* **PROBLEM DETAILS**
Every line that holds "bottom" should be shown.

* **DATA LISTING**
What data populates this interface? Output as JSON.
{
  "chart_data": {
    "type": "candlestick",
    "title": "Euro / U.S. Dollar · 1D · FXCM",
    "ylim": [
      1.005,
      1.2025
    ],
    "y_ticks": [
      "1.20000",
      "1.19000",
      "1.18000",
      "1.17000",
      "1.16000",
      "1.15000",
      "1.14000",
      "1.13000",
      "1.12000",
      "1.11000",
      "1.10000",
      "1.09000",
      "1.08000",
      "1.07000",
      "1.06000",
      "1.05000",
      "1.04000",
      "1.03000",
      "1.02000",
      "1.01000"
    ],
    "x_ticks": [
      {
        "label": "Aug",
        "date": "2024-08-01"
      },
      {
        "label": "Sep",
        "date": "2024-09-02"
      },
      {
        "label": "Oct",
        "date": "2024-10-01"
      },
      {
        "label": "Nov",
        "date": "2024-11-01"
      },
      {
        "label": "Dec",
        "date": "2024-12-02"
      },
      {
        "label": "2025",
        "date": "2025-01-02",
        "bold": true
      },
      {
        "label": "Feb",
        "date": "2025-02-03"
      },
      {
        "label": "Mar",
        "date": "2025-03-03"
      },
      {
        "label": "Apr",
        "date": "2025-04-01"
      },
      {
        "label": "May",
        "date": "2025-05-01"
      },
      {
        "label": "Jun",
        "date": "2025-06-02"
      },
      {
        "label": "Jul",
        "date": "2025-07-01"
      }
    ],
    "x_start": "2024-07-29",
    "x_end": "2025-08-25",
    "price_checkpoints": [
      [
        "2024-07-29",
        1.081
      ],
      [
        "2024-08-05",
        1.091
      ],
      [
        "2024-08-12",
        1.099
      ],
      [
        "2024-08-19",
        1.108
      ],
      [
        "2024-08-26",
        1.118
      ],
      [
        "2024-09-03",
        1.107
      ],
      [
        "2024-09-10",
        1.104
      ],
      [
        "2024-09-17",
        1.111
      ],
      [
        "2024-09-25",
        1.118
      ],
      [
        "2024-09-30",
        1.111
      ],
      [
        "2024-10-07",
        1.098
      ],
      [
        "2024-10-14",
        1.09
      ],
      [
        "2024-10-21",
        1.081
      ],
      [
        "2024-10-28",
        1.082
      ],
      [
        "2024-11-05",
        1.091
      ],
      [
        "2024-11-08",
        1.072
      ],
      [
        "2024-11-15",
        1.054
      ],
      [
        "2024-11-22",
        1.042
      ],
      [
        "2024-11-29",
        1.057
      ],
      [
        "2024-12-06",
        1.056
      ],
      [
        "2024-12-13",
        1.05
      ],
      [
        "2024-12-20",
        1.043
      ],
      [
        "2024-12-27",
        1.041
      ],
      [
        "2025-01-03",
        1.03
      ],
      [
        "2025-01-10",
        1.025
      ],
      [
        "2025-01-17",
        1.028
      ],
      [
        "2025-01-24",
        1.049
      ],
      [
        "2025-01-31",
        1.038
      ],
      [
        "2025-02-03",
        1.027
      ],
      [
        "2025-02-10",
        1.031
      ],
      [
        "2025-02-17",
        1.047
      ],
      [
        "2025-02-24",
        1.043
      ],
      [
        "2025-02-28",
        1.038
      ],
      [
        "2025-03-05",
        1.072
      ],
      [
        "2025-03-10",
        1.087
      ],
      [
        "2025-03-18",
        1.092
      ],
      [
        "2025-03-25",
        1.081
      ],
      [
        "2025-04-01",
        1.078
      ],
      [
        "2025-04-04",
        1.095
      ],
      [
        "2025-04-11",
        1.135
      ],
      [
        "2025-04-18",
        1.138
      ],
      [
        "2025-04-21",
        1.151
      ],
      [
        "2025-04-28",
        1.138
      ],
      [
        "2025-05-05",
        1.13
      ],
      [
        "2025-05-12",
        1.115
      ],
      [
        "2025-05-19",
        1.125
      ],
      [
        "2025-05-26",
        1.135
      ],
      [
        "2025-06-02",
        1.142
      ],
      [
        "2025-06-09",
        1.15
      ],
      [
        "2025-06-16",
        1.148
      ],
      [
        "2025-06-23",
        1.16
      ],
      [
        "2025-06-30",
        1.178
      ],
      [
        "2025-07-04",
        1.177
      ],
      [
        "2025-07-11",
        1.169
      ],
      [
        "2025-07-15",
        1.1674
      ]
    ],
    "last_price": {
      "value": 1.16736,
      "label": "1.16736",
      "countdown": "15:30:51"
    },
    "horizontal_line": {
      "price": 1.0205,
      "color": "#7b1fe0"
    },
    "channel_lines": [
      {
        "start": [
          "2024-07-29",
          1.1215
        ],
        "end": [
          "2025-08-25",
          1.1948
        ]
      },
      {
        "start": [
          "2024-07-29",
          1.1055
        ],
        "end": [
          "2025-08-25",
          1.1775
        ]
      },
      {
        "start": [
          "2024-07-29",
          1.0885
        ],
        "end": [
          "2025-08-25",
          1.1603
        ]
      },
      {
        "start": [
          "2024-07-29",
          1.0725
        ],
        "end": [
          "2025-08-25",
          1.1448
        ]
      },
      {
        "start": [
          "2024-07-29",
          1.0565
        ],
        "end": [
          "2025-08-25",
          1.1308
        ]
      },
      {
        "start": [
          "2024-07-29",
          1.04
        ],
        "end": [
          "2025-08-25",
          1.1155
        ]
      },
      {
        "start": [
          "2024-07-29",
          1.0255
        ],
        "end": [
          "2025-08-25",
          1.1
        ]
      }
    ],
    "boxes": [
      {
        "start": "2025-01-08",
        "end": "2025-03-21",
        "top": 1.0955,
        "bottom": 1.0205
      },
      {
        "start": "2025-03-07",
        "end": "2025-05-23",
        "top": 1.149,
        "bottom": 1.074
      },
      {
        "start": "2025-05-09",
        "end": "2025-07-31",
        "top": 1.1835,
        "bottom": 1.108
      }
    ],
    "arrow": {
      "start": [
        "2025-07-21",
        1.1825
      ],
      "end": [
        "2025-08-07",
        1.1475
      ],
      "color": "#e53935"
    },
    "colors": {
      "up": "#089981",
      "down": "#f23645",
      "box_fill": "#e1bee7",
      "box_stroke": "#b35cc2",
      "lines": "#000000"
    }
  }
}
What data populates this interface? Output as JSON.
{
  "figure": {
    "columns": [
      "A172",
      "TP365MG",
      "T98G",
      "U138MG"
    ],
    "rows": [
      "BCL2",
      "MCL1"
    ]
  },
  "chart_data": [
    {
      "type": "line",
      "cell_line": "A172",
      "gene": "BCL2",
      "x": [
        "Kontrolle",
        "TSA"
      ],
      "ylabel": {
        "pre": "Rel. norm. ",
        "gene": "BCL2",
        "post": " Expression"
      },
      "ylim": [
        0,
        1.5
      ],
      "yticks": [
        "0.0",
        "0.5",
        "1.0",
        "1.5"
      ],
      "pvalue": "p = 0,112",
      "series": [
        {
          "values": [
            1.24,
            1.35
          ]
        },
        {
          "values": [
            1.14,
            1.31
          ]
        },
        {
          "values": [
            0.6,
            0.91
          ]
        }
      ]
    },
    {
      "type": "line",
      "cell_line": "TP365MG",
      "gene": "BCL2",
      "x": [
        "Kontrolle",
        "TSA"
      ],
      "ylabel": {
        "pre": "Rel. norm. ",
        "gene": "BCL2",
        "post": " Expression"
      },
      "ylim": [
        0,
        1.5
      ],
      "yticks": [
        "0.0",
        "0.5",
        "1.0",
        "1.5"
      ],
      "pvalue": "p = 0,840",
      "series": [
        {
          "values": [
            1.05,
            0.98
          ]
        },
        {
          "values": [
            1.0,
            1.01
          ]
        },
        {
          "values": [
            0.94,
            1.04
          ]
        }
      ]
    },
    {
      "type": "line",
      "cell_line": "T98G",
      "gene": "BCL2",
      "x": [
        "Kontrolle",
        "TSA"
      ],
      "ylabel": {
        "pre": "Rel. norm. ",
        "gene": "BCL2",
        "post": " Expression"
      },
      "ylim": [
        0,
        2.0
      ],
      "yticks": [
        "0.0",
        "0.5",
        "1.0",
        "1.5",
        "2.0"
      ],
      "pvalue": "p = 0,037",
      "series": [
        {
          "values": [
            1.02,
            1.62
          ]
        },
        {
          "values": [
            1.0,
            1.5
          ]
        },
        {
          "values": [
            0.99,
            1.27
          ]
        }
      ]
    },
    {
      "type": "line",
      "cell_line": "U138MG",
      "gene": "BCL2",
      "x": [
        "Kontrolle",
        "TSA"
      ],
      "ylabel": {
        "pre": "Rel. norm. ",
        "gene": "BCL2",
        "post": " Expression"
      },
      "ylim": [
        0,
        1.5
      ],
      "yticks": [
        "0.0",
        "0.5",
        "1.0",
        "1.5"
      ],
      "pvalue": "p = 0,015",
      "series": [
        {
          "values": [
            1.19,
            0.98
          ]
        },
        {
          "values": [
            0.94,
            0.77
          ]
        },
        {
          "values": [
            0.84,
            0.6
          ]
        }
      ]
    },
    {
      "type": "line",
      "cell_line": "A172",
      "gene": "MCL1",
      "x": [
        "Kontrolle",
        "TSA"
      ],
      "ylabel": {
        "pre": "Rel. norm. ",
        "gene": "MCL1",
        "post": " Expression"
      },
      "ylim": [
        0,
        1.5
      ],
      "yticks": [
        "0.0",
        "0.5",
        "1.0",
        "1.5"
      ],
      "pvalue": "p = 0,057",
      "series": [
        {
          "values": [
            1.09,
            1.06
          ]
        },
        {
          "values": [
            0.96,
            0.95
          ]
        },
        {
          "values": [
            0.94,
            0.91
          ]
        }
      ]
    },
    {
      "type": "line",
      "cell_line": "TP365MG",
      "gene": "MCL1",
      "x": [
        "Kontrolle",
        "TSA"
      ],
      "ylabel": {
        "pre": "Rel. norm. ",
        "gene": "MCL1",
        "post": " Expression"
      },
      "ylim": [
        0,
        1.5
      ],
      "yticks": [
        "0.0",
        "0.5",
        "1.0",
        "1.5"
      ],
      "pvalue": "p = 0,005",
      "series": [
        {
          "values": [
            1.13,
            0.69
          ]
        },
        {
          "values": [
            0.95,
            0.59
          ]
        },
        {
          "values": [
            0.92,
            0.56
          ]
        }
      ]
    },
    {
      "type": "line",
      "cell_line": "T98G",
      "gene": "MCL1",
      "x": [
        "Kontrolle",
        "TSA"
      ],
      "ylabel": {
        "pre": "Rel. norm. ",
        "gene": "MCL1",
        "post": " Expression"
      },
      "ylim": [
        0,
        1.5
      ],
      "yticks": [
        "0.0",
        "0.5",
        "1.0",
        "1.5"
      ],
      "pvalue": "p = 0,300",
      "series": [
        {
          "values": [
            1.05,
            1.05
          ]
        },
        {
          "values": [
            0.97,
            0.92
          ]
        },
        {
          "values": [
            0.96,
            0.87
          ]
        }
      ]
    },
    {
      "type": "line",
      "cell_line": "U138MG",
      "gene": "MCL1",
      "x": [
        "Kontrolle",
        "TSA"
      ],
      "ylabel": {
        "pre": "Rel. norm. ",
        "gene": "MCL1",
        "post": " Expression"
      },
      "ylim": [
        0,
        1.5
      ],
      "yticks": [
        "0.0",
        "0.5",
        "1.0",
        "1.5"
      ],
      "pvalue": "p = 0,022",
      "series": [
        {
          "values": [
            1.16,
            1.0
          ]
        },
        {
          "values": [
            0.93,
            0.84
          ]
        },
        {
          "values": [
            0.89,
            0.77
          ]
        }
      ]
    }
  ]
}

* **TASK RESULT**
        "bottom": 1.0205
        "bottom": 1.074
        "bottom": 1.108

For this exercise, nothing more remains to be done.